## [Exercise description]
Copy out every line of the items below without changing anything, but leave the pictures out.
** START OF Recorded information **
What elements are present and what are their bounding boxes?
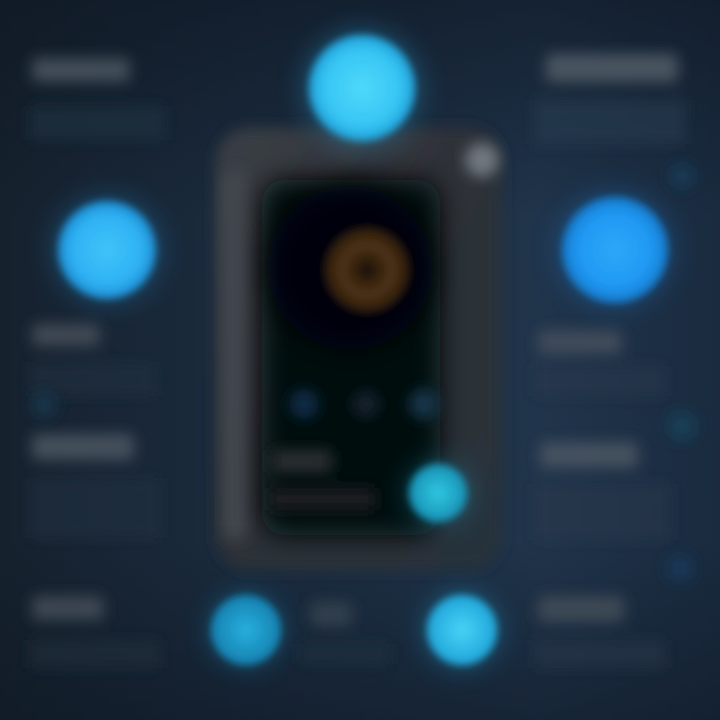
bottom center text <box>300 602 390 664</box>
icon: bottom right circle <box>422 590 502 670</box>
icon: small dim dots <box>31 164 696 581</box>
icon: right circle <box>557 192 673 308</box>
screen dots <box>289 389 439 419</box>
icon: left circle <box>53 196 161 304</box>
device left edge highlight <box>222 170 248 540</box>
device screen <box>262 180 440 535</box>
icon: top circle <box>304 30 420 146</box>
camera housing <box>268 186 432 350</box>
icon: bottom left circle <box>206 590 286 670</box>
camera lens <box>322 225 412 315</box>
panel: right column text placeholders <box>535 54 685 668</box>
icon: teal screen circle <box>404 459 472 527</box>
device corner highlight <box>465 143 499 177</box>
screen text <box>270 450 375 510</box>
device body <box>216 128 502 570</box>
panel: left column text placeholders <box>30 58 165 668</box>
device <box>216 128 502 570</box>
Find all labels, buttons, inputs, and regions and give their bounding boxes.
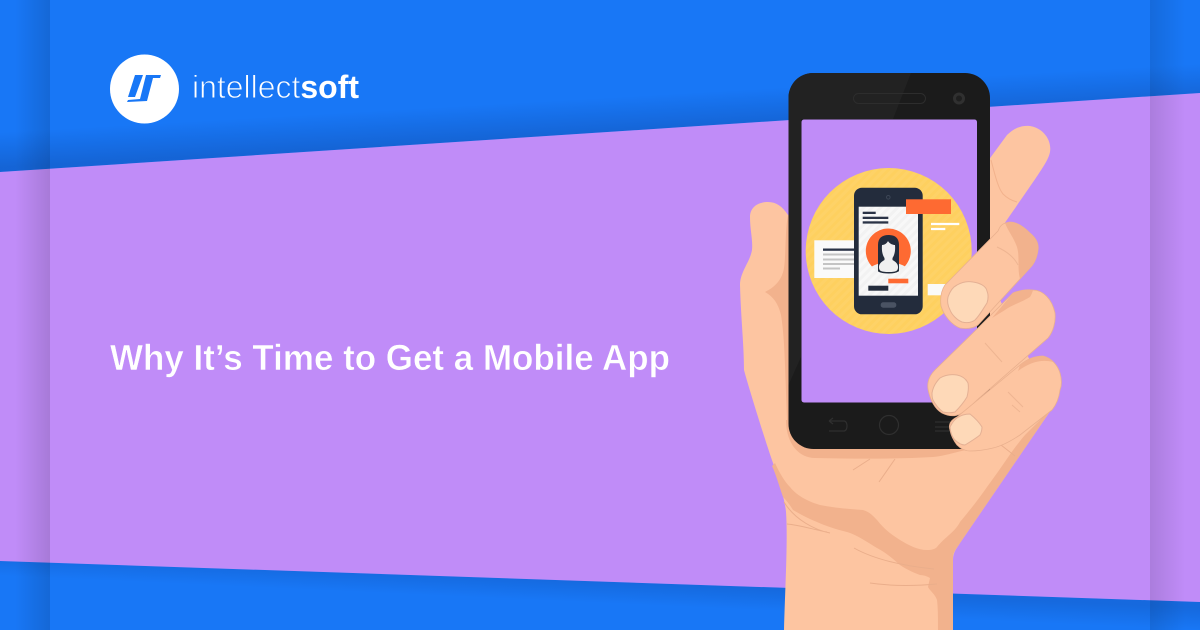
- index knuckle shadow: [1005, 222, 1038, 279]
- logo: [110, 54, 359, 124]
- mini screen: [859, 207, 918, 296]
- ring finger: [949, 356, 1062, 451]
- back button: [829, 418, 847, 431]
- home button: [880, 416, 898, 434]
- front camera: [954, 94, 964, 103]
- left card: [814, 240, 855, 278]
- phone screen: [802, 120, 977, 402]
- screen illustration: [806, 168, 972, 334]
- mini phone: [854, 188, 923, 314]
- index nail: [948, 282, 988, 323]
- yellow circle: [806, 168, 972, 334]
- white text lines: [931, 224, 959, 229]
- bottom edge shadow: [0, 561, 1200, 630]
- back finger crease: [991, 160, 1017, 202]
- back finger: [985, 126, 1050, 245]
- orange tag: [906, 199, 951, 214]
- ring nail: [950, 414, 982, 445]
- palm shadow: [772, 407, 1053, 630]
- logo mark: [127, 75, 161, 102]
- hand holding phone: [740, 73, 1062, 630]
- thumb shadow: [765, 215, 795, 420]
- middle finger shadow: [992, 290, 1033, 318]
- palm creases: [784, 445, 1015, 585]
- middle nail: [932, 375, 968, 413]
- mini navy button: [868, 286, 888, 291]
- phone sheen: [788, 73, 911, 385]
- left side fold shadow: [0, 0, 50, 630]
- avatar: [866, 228, 911, 276]
- small card: [928, 284, 952, 295]
- middle finger: [928, 290, 1055, 416]
- ring finger shadow: [1018, 356, 1053, 371]
- mini home button: [881, 302, 896, 308]
- logo wordmark: intellectsoft: [192, 69, 359, 105]
- mini camera: [886, 196, 890, 199]
- mini orange button: [888, 279, 908, 283]
- speaker: [854, 94, 926, 104]
- mini text lines: [863, 212, 876, 214]
- phone shadow: [786, 420, 975, 459]
- title: Why It’s Time to Get a Mobile App: [110, 337, 670, 378]
- index finger: [941, 222, 1038, 329]
- finger creases: [985, 247, 1023, 412]
- palm and wrist: [740, 202, 1053, 630]
- top edge shadow: [0, 53, 1200, 172]
- phone body: [788, 73, 990, 449]
- right side fold shadow: [1150, 0, 1200, 630]
- logo circle: [110, 54, 179, 124]
- menu button: [935, 422, 950, 431]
** END OF Recorded information **
## [Result]
What elements are present and what are their bounding boxes?
bottom center text <box>300 602 390 664</box>
icon: bottom right circle <box>422 590 502 670</box>
icon: small dim dots <box>31 164 696 581</box>
icon: right circle <box>557 192 673 308</box>
screen dots <box>289 389 439 419</box>
icon: left circle <box>53 196 161 304</box>
device left edge highlight <box>222 170 248 540</box>
device screen <box>262 180 440 535</box>
icon: top circle <box>304 30 420 146</box>
camera housing <box>268 186 432 350</box>
icon: bottom left circle <box>206 590 286 670</box>
camera lens <box>322 225 412 315</box>
panel: right column text placeholders <box>535 54 685 668</box>
icon: teal screen circle <box>404 459 472 527</box>
device corner highlight <box>465 143 499 177</box>
screen text <box>270 450 375 510</box>
device body <box>216 128 502 570</box>
panel: left column text placeholders <box>30 58 165 668</box>
device <box>216 128 502 570</box>
Find all labels, buttons, inputs, and regions and give their bounding boxes.
- index knuckle shadow: [1005, 222, 1038, 279]
- logo: [110, 54, 359, 124]
- mini screen: [859, 207, 918, 296]
- ring finger: [949, 356, 1062, 451]
- back button: [829, 418, 847, 431]
- home button: [880, 416, 898, 434]
- front camera: [954, 94, 964, 103]
- left card: [814, 240, 855, 278]
- phone screen: [802, 120, 977, 402]
- screen illustration: [806, 168, 972, 334]
- mini phone: [854, 188, 923, 314]
- index nail: [948, 282, 988, 323]
- yellow circle: [806, 168, 972, 334]
- white text lines: [931, 224, 959, 229]
- bottom edge shadow: [0, 561, 1200, 630]
- back finger crease: [991, 160, 1017, 202]
- back finger: [985, 126, 1050, 245]
- orange tag: [906, 199, 951, 214]
- ring nail: [950, 414, 982, 445]
- palm shadow: [772, 407, 1053, 630]
- logo mark: [127, 75, 161, 102]
- hand holding phone: [740, 73, 1062, 630]
- thumb shadow: [765, 215, 795, 420]
- middle finger shadow: [992, 290, 1033, 318]
- palm creases: [784, 445, 1015, 585]
- middle nail: [932, 375, 968, 413]
- mini navy button: [868, 286, 888, 291]
- phone sheen: [788, 73, 911, 385]
- left side fold shadow: [0, 0, 50, 630]
- avatar: [866, 228, 911, 276]
- small card: [928, 284, 952, 295]
- middle finger: [928, 290, 1055, 416]
- ring finger shadow: [1018, 356, 1053, 371]
- mini home button: [881, 302, 896, 308]
- logo wordmark: intellectsoft: [192, 69, 359, 105]
- mini camera: [886, 196, 890, 199]
- mini orange button: [888, 279, 908, 283]
- speaker: [854, 94, 926, 104]
- mini text lines: [863, 212, 876, 214]
- phone shadow: [786, 420, 975, 459]
- title: Why It’s Time to Get a Mobile App: [110, 337, 670, 378]
- index finger: [941, 222, 1038, 329]
- finger creases: [985, 247, 1023, 412]
- palm and wrist: [740, 202, 1053, 630]
- top edge shadow: [0, 53, 1200, 172]
- phone body: [788, 73, 990, 449]
- right side fold shadow: [1150, 0, 1200, 630]
- logo circle: [110, 54, 179, 124]
- menu button: [935, 422, 950, 431]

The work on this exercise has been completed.